### Exercise details:
Produce a word-for-word copy of the listing below without its pictures.

Start of Data lines

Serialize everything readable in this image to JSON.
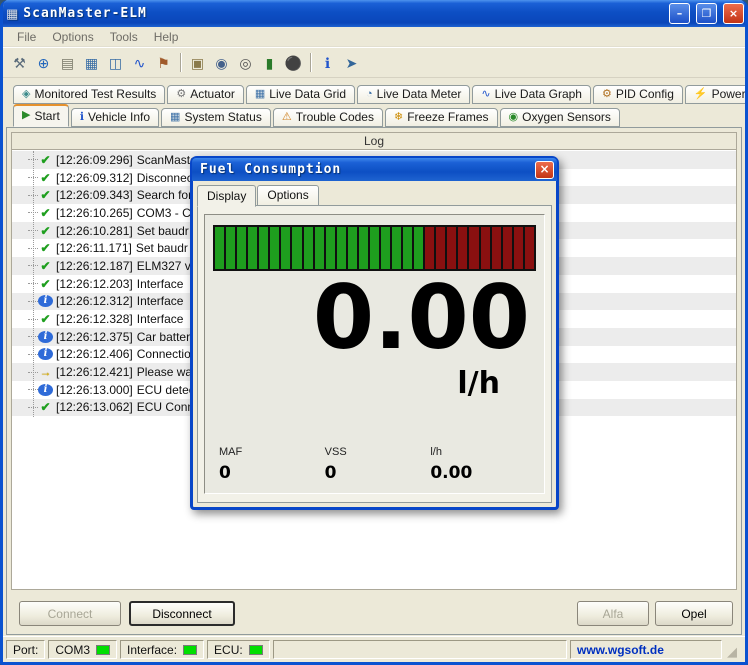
{
  "window": {
    "title": "ScanMaster-ELM",
    "app_icon_glyph": "▦",
    "minimize_label": "–",
    "maximize_label": "❐",
    "close_label": "×"
  },
  "menu": {
    "items": [
      "File",
      "Options",
      "Tools",
      "Help"
    ]
  },
  "toolbar": {
    "separators_after": [
      6,
      11
    ],
    "icons": [
      {
        "name": "wrench-icon",
        "glyph": "⚒",
        "color": "#5a6b7a"
      },
      {
        "name": "globe-icon",
        "glyph": "⊕",
        "color": "#2266bb"
      },
      {
        "name": "report-icon",
        "glyph": "▤",
        "color": "#7a7a6a"
      },
      {
        "name": "grid-icon",
        "glyph": "▦",
        "color": "#3a6ea5"
      },
      {
        "name": "panel-icon",
        "glyph": "◫",
        "color": "#3a6ea5"
      },
      {
        "name": "wave-icon",
        "glyph": "∿",
        "color": "#2255cc"
      },
      {
        "name": "flag-icon",
        "glyph": "⚑",
        "color": "#a05a2a"
      },
      {
        "name": "clipboard-icon",
        "glyph": "▣",
        "color": "#8a7a4a"
      },
      {
        "name": "search-icon",
        "glyph": "◉",
        "color": "#44618c"
      },
      {
        "name": "camera-icon",
        "glyph": "◎",
        "color": "#555555"
      },
      {
        "name": "battery-icon",
        "glyph": "▮",
        "color": "#2a7a2a"
      },
      {
        "name": "record-icon",
        "glyph": "⚫",
        "color": "#333333"
      },
      {
        "name": "info-icon",
        "glyph": "ℹ",
        "color": "#2255cc"
      },
      {
        "name": "exit-icon",
        "glyph": "➤",
        "color": "#336699"
      }
    ]
  },
  "tabs_row1": [
    {
      "label": "Monitored Test Results",
      "icon": "◈",
      "icon_name": "monitored-tests-icon",
      "color": "#3a8a8a"
    },
    {
      "label": "Actuator",
      "icon": "⚙",
      "icon_name": "actuator-icon",
      "color": "#777777"
    },
    {
      "label": "Live Data Grid",
      "icon": "▦",
      "icon_name": "live-data-grid-icon",
      "color": "#3a6ea5"
    },
    {
      "label": "Live Data Meter",
      "icon": "◔",
      "icon_name": "live-data-meter-icon",
      "color": "#3a6ea5"
    },
    {
      "label": "Live Data Graph",
      "icon": "∿",
      "icon_name": "live-data-graph-icon",
      "color": "#2255cc"
    },
    {
      "label": "PID Config",
      "icon": "⚙",
      "icon_name": "pid-config-icon",
      "color": "#b07020"
    },
    {
      "label": "Power",
      "icon": "⚡",
      "icon_name": "power-icon",
      "color": "#555555"
    }
  ],
  "tabs_row2": [
    {
      "label": "Start",
      "icon": "▶",
      "icon_name": "start-icon",
      "color": "#2a8a2a",
      "active": true
    },
    {
      "label": "Vehicle Info",
      "icon": "ℹ",
      "icon_name": "vehicle-info-icon",
      "color": "#2255cc"
    },
    {
      "label": "System Status",
      "icon": "▦",
      "icon_name": "system-status-icon",
      "color": "#3a6ea5"
    },
    {
      "label": "Trouble Codes",
      "icon": "⚠",
      "icon_name": "trouble-codes-icon",
      "color": "#d08020"
    },
    {
      "label": "Freeze Frames",
      "icon": "❄",
      "icon_name": "freeze-frames-icon",
      "color": "#cc8a00"
    },
    {
      "label": "Oxygen Sensors",
      "icon": "◉",
      "icon_name": "oxygen-sensors-icon",
      "color": "#2a8a2a"
    }
  ],
  "log": {
    "header": "Log",
    "entries": [
      {
        "time": "[12:26:09.296]",
        "text": "ScanMaste",
        "icon": "check"
      },
      {
        "time": "[12:26:09.312]",
        "text": "Disconnec",
        "icon": "check"
      },
      {
        "time": "[12:26:09.343]",
        "text": "Search for",
        "icon": "check"
      },
      {
        "time": "[12:26:10.265]",
        "text": "COM3 - C",
        "icon": "check"
      },
      {
        "time": "[12:26:10.281]",
        "text": "Set baudr",
        "icon": "check"
      },
      {
        "time": "[12:26:11.171]",
        "text": "Set baudr",
        "icon": "check"
      },
      {
        "time": "[12:26:12.187]",
        "text": "ELM327 v",
        "icon": "check"
      },
      {
        "time": "[12:26:12.203]",
        "text": "Interface",
        "icon": "check"
      },
      {
        "time": "[12:26:12.312]",
        "text": "Interface",
        "icon": "info"
      },
      {
        "time": "[12:26:12.328]",
        "text": "Interface",
        "icon": "check"
      },
      {
        "time": "[12:26:12.375]",
        "text": "Car batter",
        "icon": "info"
      },
      {
        "time": "[12:26:12.406]",
        "text": "Connectio",
        "icon": "info"
      },
      {
        "time": "[12:26:12.421]",
        "text": "Please wa",
        "icon": "arrow"
      },
      {
        "time": "[12:26:13.000]",
        "text": "ECU detec",
        "icon": "info"
      },
      {
        "time": "[12:26:13.062]",
        "text": "ECU Conn",
        "icon": "check"
      }
    ]
  },
  "dialog": {
    "title": "Fuel Consumption",
    "close_label": "×",
    "tabs": [
      {
        "label": "Display",
        "active": true
      },
      {
        "label": "Options"
      }
    ],
    "gauge": {
      "total_segments": 29,
      "green_segments": 19,
      "green_color": "#1e9e1e",
      "red_color": "#8a1010"
    },
    "value": "0.00",
    "unit": "l/h",
    "readouts": [
      {
        "label": "MAF",
        "value": "0"
      },
      {
        "label": "VSS",
        "value": "0"
      },
      {
        "label": "l/h",
        "value": "0.00"
      }
    ]
  },
  "buttons": {
    "connect": {
      "label": "Connect",
      "enabled": false
    },
    "disconnect": {
      "label": "Disconnect",
      "enabled": true,
      "default": true
    },
    "alfa": {
      "label": "Alfa",
      "enabled": false
    },
    "opel": {
      "label": "Opel",
      "enabled": true
    }
  },
  "statusbar": {
    "port_label": "Port:",
    "port_value": "COM3",
    "interface_label": "Interface:",
    "ecu_label": "ECU:",
    "website": "www.wgsoft.de"
  }
}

End of Data lines

### Correct output:
Serialize everything readable in this image to JSON.
{
  "window": {
    "title": "ScanMaster-ELM",
    "app_icon_glyph": "▦",
    "minimize_label": "–",
    "maximize_label": "❐",
    "close_label": "×"
  },
  "menu": {
    "items": [
      "File",
      "Options",
      "Tools",
      "Help"
    ]
  },
  "toolbar": {
    "separators_after": [
      6,
      11
    ],
    "icons": [
      {
        "name": "wrench-icon",
        "glyph": "⚒",
        "color": "#5a6b7a"
      },
      {
        "name": "globe-icon",
        "glyph": "⊕",
        "color": "#2266bb"
      },
      {
        "name": "report-icon",
        "glyph": "▤",
        "color": "#7a7a6a"
      },
      {
        "name": "grid-icon",
        "glyph": "▦",
        "color": "#3a6ea5"
      },
      {
        "name": "panel-icon",
        "glyph": "◫",
        "color": "#3a6ea5"
      },
      {
        "name": "wave-icon",
        "glyph": "∿",
        "color": "#2255cc"
      },
      {
        "name": "flag-icon",
        "glyph": "⚑",
        "color": "#a05a2a"
      },
      {
        "name": "clipboard-icon",
        "glyph": "▣",
        "color": "#8a7a4a"
      },
      {
        "name": "search-icon",
        "glyph": "◉",
        "color": "#44618c"
      },
      {
        "name": "camera-icon",
        "glyph": "◎",
        "color": "#555555"
      },
      {
        "name": "battery-icon",
        "glyph": "▮",
        "color": "#2a7a2a"
      },
      {
        "name": "record-icon",
        "glyph": "⚫",
        "color": "#333333"
      },
      {
        "name": "info-icon",
        "glyph": "ℹ",
        "color": "#2255cc"
      },
      {
        "name": "exit-icon",
        "glyph": "➤",
        "color": "#336699"
      }
    ]
  },
  "tabs_row1": [
    {
      "label": "Monitored Test Results",
      "icon": "◈",
      "icon_name": "monitored-tests-icon",
      "color": "#3a8a8a"
    },
    {
      "label": "Actuator",
      "icon": "⚙",
      "icon_name": "actuator-icon",
      "color": "#777777"
    },
    {
      "label": "Live Data Grid",
      "icon": "▦",
      "icon_name": "live-data-grid-icon",
      "color": "#3a6ea5"
    },
    {
      "label": "Live Data Meter",
      "icon": "◔",
      "icon_name": "live-data-meter-icon",
      "color": "#3a6ea5"
    },
    {
      "label": "Live Data Graph",
      "icon": "∿",
      "icon_name": "live-data-graph-icon",
      "color": "#2255cc"
    },
    {
      "label": "PID Config",
      "icon": "⚙",
      "icon_name": "pid-config-icon",
      "color": "#b07020"
    },
    {
      "label": "Power",
      "icon": "⚡",
      "icon_name": "power-icon",
      "color": "#555555"
    }
  ],
  "tabs_row2": [
    {
      "label": "Start",
      "icon": "▶",
      "icon_name": "start-icon",
      "color": "#2a8a2a",
      "active": true
    },
    {
      "label": "Vehicle Info",
      "icon": "ℹ",
      "icon_name": "vehicle-info-icon",
      "color": "#2255cc"
    },
    {
      "label": "System Status",
      "icon": "▦",
      "icon_name": "system-status-icon",
      "color": "#3a6ea5"
    },
    {
      "label": "Trouble Codes",
      "icon": "⚠",
      "icon_name": "trouble-codes-icon",
      "color": "#d08020"
    },
    {
      "label": "Freeze Frames",
      "icon": "❄",
      "icon_name": "freeze-frames-icon",
      "color": "#cc8a00"
    },
    {
      "label": "Oxygen Sensors",
      "icon": "◉",
      "icon_name": "oxygen-sensors-icon",
      "color": "#2a8a2a"
    }
  ],
  "log": {
    "header": "Log",
    "entries": [
      {
        "time": "[12:26:09.296]",
        "text": "ScanMaste",
        "icon": "check"
      },
      {
        "time": "[12:26:09.312]",
        "text": "Disconnec",
        "icon": "check"
      },
      {
        "time": "[12:26:09.343]",
        "text": "Search for",
        "icon": "check"
      },
      {
        "time": "[12:26:10.265]",
        "text": "COM3 - C",
        "icon": "check"
      },
      {
        "time": "[12:26:10.281]",
        "text": "Set baudr",
        "icon": "check"
      },
      {
        "time": "[12:26:11.171]",
        "text": "Set baudr",
        "icon": "check"
      },
      {
        "time": "[12:26:12.187]",
        "text": "ELM327 v",
        "icon": "check"
      },
      {
        "time": "[12:26:12.203]",
        "text": "Interface",
        "icon": "check"
      },
      {
        "time": "[12:26:12.312]",
        "text": "Interface",
        "icon": "info"
      },
      {
        "time": "[12:26:12.328]",
        "text": "Interface",
        "icon": "check"
      },
      {
        "time": "[12:26:12.375]",
        "text": "Car batter",
        "icon": "info"
      },
      {
        "time": "[12:26:12.406]",
        "text": "Connectio",
        "icon": "info"
      },
      {
        "time": "[12:26:12.421]",
        "text": "Please wa",
        "icon": "arrow"
      },
      {
        "time": "[12:26:13.000]",
        "text": "ECU detec",
        "icon": "info"
      },
      {
        "time": "[12:26:13.062]",
        "text": "ECU Conn",
        "icon": "check"
      }
    ]
  },
  "dialog": {
    "title": "Fuel Consumption",
    "close_label": "×",
    "tabs": [
      {
        "label": "Display",
        "active": true
      },
      {
        "label": "Options"
      }
    ],
    "gauge": {
      "total_segments": 29,
      "green_segments": 19,
      "green_color": "#1e9e1e",
      "red_color": "#8a1010"
    },
    "value": "0.00",
    "unit": "l/h",
    "readouts": [
      {
        "label": "MAF",
        "value": "0"
      },
      {
        "label": "VSS",
        "value": "0"
      },
      {
        "label": "l/h",
        "value": "0.00"
      }
    ]
  },
  "buttons": {
    "connect": {
      "label": "Connect",
      "enabled": false
    },
    "disconnect": {
      "label": "Disconnect",
      "enabled": true,
      "default": true
    },
    "alfa": {
      "label": "Alfa",
      "enabled": false
    },
    "opel": {
      "label": "Opel",
      "enabled": true
    }
  },
  "statusbar": {
    "port_label": "Port:",
    "port_value": "COM3",
    "interface_label": "Interface:",
    "ecu_label": "ECU:",
    "website": "www.wgsoft.de"
  }
}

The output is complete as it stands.